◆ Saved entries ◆
————————
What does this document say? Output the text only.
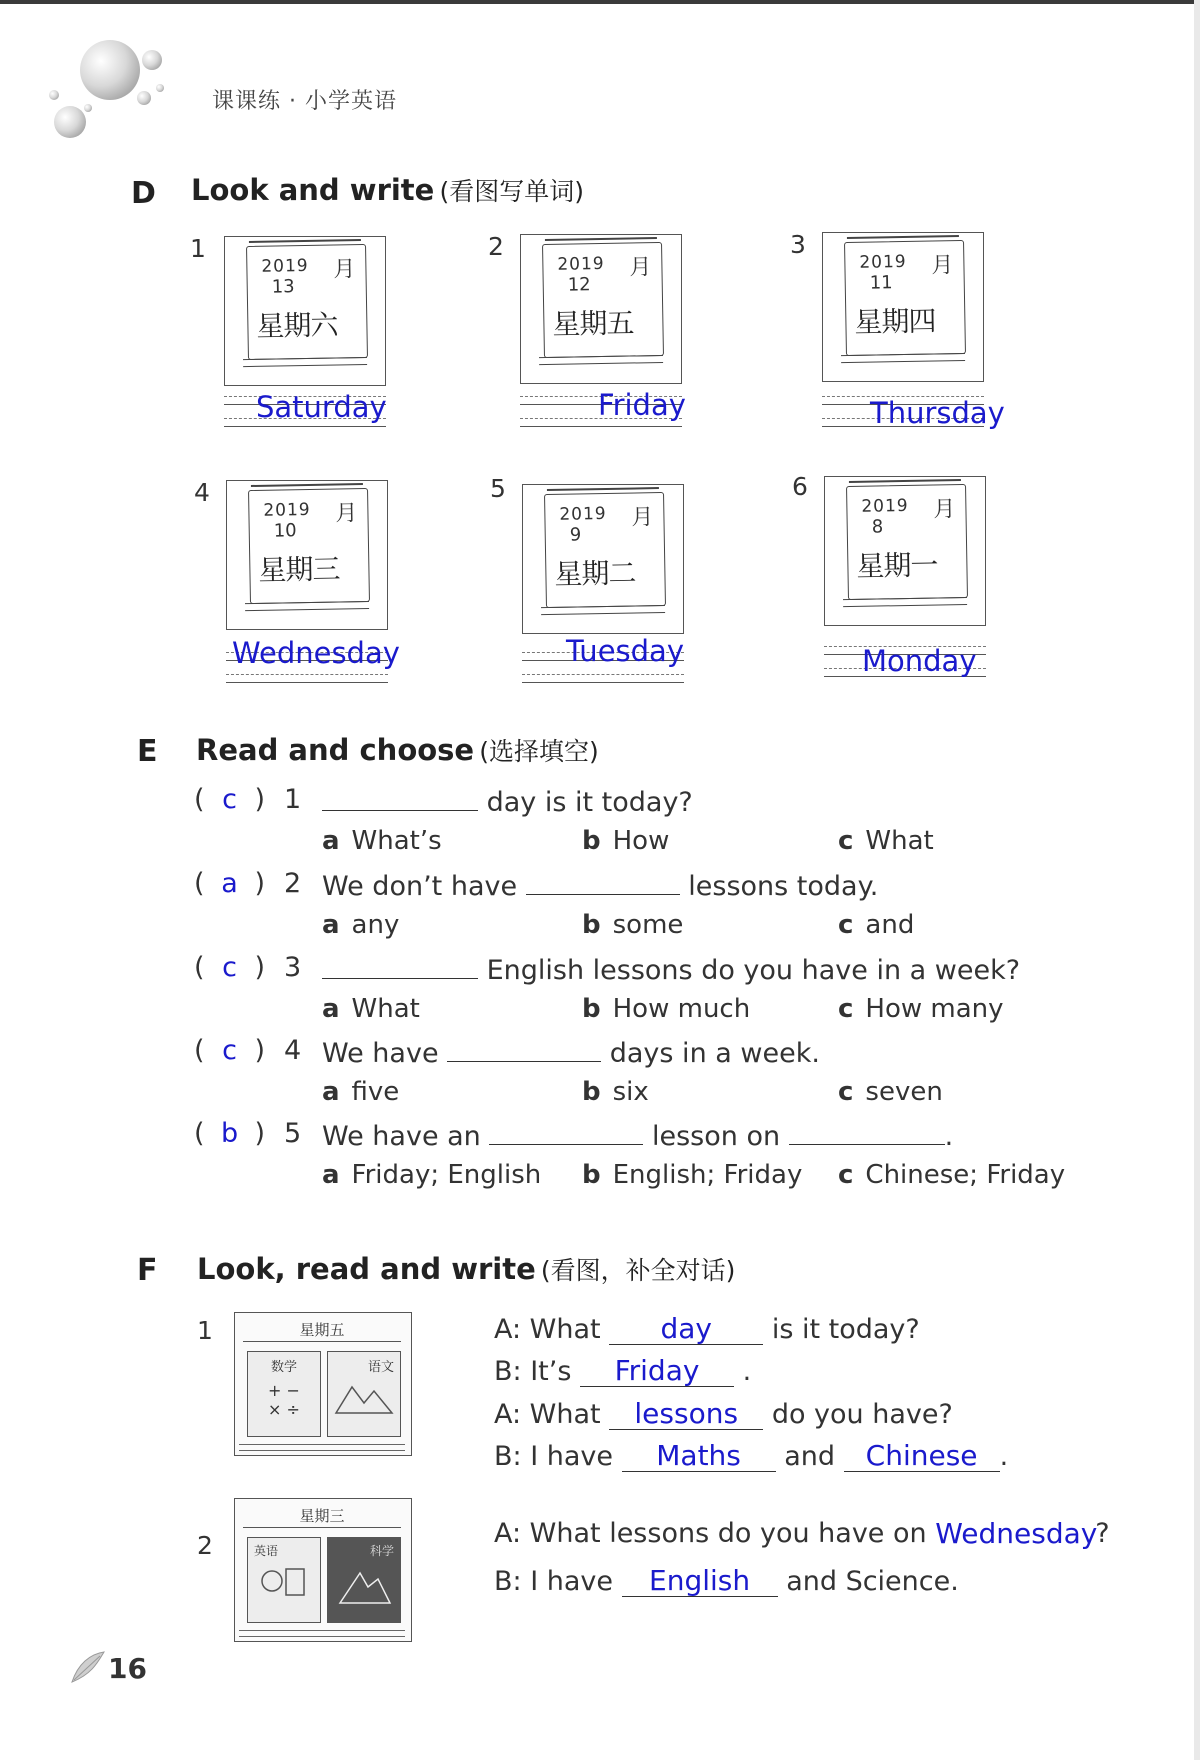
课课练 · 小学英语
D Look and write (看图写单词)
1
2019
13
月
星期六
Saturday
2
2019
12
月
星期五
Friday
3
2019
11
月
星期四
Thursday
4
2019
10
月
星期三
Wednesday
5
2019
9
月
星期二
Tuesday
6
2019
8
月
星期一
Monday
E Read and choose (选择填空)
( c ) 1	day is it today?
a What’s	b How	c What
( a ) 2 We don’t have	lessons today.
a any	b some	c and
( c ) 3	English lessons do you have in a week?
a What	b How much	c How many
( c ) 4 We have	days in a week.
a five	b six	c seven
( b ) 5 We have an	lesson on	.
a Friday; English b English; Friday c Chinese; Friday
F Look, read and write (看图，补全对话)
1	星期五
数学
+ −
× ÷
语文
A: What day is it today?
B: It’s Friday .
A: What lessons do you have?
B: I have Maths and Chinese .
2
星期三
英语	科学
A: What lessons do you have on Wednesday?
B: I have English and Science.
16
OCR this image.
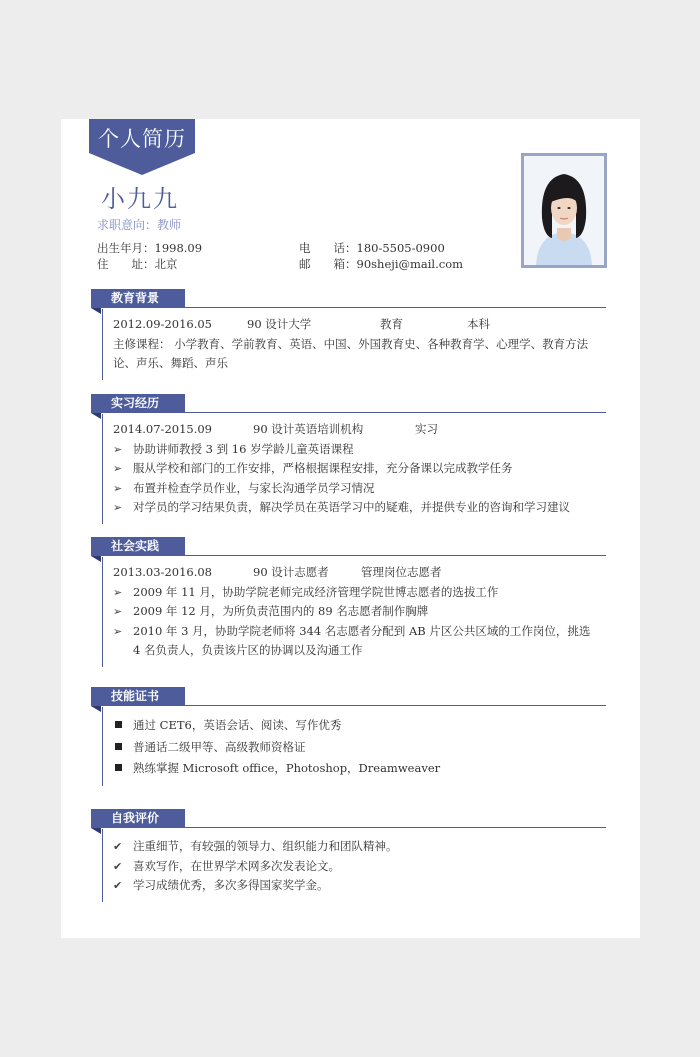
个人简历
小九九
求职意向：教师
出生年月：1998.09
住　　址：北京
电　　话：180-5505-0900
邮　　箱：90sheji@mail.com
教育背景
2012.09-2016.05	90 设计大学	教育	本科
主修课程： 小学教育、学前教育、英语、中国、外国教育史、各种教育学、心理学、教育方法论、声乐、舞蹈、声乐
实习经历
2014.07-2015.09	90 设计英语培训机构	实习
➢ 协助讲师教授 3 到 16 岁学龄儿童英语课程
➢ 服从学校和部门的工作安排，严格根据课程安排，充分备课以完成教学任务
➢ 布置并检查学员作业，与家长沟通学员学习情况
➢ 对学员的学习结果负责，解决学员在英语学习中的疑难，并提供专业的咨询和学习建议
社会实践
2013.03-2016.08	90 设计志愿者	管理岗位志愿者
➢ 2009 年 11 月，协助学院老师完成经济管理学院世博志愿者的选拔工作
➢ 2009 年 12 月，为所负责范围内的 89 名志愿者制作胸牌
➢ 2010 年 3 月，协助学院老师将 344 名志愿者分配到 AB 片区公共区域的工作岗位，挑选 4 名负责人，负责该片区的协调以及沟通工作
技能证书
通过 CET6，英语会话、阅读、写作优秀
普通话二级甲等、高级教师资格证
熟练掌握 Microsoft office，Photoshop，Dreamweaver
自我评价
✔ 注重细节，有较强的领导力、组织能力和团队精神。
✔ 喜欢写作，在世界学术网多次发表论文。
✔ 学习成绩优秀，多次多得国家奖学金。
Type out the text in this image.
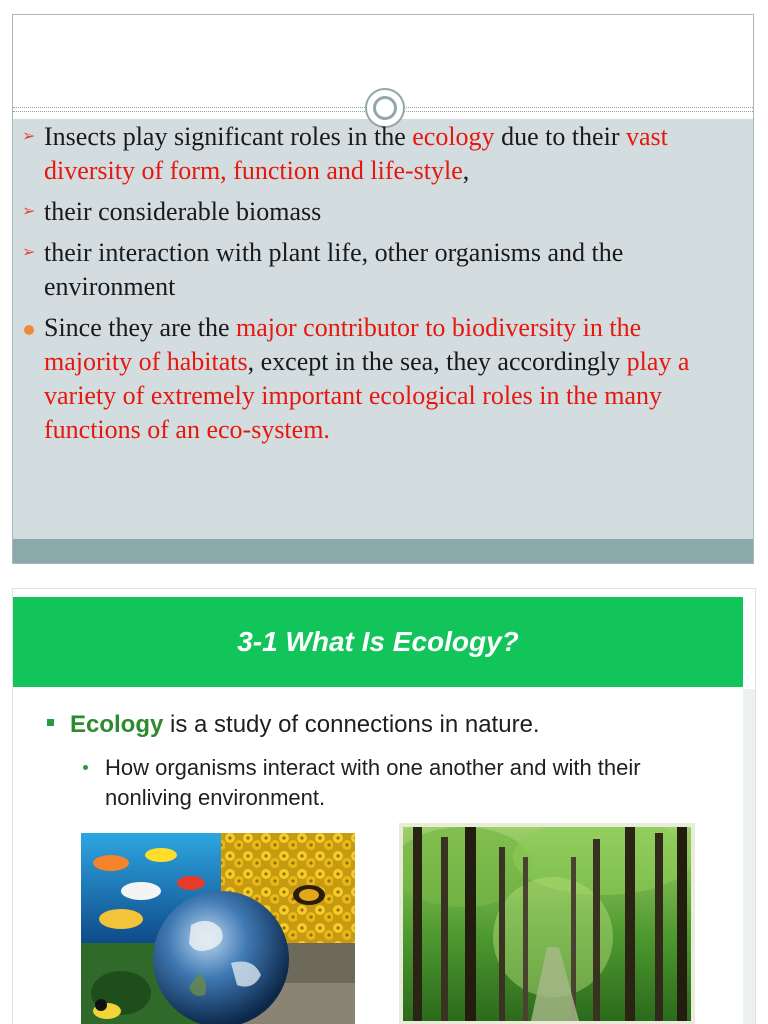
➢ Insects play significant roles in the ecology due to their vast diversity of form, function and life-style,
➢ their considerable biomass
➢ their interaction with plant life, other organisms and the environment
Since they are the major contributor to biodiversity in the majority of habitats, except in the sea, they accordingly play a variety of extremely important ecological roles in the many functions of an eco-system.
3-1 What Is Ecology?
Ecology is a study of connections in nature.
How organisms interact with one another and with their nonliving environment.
————————
◆ Task requirements ◆
Begin with the line that contains "Type out the text in this image." and repeat every line through the end of the data, exactly and only those lines, leaving out the pictures.

◆ Exercise response ◆
Type out the text in this image.
➢ Insects play significant roles in the ecology due to their vast diversity of form, function and life-style,
➢ their considerable biomass
➢ their interaction with plant life, other organisms and the environment
Since they are the major contributor to biodiversity in the majority of habitats, except in the sea, they accordingly play a variety of extremely important ecological roles in the many functions of an eco-system.
3-1 What Is Ecology?
Ecology is a study of connections in nature.
How organisms interact with one another and with their nonliving environment.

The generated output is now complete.